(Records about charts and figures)
···

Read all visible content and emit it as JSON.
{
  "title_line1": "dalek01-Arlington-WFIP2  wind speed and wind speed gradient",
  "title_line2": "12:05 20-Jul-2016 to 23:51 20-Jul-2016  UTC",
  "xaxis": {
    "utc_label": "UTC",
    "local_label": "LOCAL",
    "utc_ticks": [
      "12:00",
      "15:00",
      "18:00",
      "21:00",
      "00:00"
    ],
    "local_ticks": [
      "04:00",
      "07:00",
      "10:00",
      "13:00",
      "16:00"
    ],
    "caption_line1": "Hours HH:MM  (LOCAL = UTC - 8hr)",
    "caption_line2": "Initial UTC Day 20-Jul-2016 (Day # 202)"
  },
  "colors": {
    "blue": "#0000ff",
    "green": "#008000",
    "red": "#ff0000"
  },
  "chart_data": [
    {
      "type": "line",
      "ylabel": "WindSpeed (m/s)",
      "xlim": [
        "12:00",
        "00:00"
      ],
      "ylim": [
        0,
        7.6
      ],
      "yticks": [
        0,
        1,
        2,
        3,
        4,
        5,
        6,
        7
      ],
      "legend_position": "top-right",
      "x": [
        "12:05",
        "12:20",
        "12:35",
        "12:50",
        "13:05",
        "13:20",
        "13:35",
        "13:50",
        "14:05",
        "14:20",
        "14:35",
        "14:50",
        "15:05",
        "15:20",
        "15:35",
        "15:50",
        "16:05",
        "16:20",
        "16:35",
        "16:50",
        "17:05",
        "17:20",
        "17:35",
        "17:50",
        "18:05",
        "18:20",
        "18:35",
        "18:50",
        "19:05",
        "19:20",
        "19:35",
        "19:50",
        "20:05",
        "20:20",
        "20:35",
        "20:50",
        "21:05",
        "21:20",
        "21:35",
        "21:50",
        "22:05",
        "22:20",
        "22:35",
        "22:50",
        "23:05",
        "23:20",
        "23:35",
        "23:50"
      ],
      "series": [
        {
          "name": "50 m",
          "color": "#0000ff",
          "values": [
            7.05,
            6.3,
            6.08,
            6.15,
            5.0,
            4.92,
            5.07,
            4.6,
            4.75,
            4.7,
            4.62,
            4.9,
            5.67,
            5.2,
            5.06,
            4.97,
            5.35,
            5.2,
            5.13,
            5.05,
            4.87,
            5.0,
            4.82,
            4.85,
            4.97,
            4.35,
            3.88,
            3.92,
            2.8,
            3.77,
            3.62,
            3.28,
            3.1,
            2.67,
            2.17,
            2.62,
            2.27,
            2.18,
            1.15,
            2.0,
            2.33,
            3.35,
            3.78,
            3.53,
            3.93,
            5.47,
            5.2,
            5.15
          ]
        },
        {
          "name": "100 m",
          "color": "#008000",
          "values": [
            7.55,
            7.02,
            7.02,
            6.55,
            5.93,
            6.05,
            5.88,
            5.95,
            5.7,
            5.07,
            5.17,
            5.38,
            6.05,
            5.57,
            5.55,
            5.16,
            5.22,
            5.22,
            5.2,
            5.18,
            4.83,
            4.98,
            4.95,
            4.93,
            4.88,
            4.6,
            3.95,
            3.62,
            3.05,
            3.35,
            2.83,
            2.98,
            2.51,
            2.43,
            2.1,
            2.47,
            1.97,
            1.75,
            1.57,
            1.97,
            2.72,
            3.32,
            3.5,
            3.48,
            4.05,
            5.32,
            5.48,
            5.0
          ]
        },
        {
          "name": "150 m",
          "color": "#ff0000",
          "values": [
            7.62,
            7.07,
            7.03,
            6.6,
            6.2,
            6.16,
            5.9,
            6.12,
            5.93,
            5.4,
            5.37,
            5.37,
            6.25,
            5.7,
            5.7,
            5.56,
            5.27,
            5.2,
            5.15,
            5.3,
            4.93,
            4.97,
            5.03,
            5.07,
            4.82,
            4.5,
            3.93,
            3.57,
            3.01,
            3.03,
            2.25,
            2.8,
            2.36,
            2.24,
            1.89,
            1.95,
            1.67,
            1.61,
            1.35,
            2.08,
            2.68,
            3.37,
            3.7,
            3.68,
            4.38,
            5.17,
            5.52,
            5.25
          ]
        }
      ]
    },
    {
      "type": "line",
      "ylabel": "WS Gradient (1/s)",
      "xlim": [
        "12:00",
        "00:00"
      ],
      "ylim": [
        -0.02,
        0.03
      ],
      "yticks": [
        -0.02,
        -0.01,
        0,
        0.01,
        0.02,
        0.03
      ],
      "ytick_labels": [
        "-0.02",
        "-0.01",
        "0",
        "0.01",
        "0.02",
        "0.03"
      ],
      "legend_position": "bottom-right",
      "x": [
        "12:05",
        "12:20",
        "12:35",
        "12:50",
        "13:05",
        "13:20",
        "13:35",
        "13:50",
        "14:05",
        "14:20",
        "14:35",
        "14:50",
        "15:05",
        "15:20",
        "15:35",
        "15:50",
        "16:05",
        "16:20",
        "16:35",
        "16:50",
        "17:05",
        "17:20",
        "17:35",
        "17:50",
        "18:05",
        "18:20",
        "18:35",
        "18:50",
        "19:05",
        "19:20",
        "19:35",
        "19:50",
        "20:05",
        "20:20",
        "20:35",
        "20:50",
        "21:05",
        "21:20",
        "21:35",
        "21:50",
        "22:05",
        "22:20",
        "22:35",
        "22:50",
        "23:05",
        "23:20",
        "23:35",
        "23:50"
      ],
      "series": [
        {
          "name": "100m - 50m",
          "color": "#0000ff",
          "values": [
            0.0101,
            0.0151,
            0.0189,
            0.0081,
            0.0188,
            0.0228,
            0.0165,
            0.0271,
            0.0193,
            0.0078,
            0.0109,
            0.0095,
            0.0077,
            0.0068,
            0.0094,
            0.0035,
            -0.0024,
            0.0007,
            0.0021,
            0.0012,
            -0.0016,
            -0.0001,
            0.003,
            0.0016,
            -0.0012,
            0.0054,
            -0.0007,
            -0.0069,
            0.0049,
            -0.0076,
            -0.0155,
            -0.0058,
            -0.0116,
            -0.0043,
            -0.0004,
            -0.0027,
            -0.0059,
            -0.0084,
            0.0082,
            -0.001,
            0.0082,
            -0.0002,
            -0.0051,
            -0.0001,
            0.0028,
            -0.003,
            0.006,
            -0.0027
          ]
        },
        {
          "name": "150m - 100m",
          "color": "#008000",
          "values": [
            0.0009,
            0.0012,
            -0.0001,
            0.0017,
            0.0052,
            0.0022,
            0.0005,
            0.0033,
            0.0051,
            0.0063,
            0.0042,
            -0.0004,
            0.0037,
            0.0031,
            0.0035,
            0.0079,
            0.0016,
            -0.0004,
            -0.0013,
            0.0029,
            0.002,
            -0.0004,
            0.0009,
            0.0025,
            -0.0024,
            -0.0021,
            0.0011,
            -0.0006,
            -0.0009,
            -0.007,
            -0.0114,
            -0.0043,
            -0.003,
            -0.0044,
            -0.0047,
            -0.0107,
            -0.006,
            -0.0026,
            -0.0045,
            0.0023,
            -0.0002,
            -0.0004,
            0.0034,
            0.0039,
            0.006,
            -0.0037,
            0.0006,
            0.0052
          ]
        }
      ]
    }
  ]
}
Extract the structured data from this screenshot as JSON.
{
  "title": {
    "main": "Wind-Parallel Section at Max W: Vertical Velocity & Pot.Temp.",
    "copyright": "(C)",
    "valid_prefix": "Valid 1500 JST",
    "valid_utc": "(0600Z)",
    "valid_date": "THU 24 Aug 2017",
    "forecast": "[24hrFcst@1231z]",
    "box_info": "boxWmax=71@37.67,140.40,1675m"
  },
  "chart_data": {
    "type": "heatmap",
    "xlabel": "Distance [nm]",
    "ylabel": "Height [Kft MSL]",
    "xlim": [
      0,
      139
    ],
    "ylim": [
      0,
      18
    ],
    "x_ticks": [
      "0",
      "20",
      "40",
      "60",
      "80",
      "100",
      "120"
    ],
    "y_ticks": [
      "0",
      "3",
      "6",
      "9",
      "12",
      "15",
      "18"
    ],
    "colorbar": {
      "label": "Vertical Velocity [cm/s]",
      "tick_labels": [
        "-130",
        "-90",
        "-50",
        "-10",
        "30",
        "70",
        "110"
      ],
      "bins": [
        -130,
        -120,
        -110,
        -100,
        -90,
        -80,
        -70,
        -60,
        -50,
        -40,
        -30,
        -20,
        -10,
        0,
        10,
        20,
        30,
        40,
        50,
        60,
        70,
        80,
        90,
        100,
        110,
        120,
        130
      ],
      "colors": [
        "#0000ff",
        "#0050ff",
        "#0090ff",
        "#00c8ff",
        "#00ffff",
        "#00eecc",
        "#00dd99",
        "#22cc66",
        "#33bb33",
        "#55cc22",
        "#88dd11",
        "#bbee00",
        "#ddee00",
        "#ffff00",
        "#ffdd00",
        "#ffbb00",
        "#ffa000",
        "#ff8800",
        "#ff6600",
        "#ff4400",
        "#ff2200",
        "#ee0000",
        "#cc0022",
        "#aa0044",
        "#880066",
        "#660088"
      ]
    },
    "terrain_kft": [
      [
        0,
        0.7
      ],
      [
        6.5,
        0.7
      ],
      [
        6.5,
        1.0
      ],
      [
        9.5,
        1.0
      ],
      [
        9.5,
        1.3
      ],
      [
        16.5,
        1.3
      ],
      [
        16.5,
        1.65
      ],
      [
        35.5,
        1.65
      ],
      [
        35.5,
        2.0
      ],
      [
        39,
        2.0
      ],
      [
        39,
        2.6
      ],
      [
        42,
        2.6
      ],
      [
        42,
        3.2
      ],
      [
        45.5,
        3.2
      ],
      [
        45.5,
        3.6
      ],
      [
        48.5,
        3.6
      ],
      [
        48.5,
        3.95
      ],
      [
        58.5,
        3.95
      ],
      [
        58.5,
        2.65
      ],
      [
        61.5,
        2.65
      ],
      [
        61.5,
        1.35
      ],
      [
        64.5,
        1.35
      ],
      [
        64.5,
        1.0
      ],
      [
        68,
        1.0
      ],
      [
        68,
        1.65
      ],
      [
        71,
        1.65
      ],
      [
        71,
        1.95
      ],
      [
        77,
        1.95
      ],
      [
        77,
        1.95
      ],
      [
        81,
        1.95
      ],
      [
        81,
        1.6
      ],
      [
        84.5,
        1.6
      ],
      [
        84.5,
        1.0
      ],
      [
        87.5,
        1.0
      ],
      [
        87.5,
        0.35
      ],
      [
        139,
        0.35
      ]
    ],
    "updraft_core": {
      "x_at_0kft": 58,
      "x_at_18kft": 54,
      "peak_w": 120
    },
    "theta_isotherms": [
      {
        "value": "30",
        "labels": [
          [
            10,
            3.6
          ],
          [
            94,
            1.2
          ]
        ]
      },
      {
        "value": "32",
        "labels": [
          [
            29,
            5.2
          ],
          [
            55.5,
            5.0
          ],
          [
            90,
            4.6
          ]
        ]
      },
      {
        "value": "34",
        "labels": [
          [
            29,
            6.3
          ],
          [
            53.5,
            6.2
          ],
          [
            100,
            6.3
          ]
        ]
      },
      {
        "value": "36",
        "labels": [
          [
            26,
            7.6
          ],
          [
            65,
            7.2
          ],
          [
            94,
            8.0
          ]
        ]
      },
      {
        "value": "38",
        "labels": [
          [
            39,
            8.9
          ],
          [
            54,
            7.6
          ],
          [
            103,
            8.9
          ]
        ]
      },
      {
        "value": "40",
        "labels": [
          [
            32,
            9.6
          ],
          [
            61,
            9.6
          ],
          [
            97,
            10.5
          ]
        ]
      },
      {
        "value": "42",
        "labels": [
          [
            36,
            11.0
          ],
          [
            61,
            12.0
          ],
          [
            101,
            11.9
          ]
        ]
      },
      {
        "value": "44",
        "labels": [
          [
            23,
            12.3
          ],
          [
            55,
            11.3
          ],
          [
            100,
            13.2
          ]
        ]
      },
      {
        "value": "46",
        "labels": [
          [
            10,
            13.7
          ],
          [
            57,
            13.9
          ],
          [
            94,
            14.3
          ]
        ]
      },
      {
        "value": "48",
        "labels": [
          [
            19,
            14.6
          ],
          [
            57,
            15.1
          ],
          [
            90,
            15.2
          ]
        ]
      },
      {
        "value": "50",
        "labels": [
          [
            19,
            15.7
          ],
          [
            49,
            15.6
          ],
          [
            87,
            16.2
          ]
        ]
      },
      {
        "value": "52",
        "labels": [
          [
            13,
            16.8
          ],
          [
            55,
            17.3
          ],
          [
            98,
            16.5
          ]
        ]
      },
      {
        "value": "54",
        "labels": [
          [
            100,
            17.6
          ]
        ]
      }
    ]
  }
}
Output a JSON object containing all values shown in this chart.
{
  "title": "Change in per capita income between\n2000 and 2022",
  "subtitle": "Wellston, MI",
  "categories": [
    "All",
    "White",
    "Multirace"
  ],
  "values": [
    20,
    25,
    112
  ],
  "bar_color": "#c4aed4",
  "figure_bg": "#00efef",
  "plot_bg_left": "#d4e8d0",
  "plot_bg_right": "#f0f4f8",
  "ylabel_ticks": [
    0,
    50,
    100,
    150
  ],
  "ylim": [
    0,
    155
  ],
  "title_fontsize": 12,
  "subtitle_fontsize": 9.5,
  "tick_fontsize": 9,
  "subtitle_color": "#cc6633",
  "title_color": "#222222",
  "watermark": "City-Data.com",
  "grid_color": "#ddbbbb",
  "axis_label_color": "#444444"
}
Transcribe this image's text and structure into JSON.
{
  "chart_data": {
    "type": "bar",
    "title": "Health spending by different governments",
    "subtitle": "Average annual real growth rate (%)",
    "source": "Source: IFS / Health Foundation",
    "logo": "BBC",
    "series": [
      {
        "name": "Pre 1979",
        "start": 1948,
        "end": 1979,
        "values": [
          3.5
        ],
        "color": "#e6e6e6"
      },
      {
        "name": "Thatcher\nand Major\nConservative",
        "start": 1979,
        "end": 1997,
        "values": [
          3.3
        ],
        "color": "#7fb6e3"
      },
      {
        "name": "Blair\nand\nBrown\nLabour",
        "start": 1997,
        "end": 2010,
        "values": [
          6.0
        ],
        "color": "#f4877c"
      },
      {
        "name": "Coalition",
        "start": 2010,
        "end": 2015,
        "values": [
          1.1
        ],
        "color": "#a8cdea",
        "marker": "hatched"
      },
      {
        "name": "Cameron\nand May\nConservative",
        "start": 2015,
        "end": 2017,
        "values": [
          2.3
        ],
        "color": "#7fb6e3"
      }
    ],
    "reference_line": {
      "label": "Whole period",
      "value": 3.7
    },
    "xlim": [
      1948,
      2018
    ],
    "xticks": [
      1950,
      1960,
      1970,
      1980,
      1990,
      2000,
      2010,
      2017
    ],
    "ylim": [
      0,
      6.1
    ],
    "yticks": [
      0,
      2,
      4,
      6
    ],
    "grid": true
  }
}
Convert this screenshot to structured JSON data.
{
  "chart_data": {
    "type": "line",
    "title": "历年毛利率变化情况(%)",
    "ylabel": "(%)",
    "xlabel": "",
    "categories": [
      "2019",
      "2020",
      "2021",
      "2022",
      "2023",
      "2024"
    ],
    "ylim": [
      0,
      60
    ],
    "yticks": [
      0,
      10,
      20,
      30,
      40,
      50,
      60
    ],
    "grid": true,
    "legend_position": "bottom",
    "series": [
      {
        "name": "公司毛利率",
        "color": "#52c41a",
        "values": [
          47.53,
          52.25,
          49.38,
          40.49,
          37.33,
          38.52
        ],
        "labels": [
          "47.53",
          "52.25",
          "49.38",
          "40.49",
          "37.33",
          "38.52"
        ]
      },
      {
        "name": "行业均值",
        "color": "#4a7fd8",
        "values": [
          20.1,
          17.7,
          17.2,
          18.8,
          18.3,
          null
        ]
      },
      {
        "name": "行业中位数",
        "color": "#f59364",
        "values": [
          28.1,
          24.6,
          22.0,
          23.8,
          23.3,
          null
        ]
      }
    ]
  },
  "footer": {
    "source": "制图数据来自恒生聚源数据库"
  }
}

···

TASK STATEMENT :: Select all lines in the listing that include the word "nand".

THE REPLY ::
        "name": "Thatcher\nand Major\nConservative",
        "name": "Blair\nand\nBrown\nLabour",
        "name": "Cameron\nand May\nConservative",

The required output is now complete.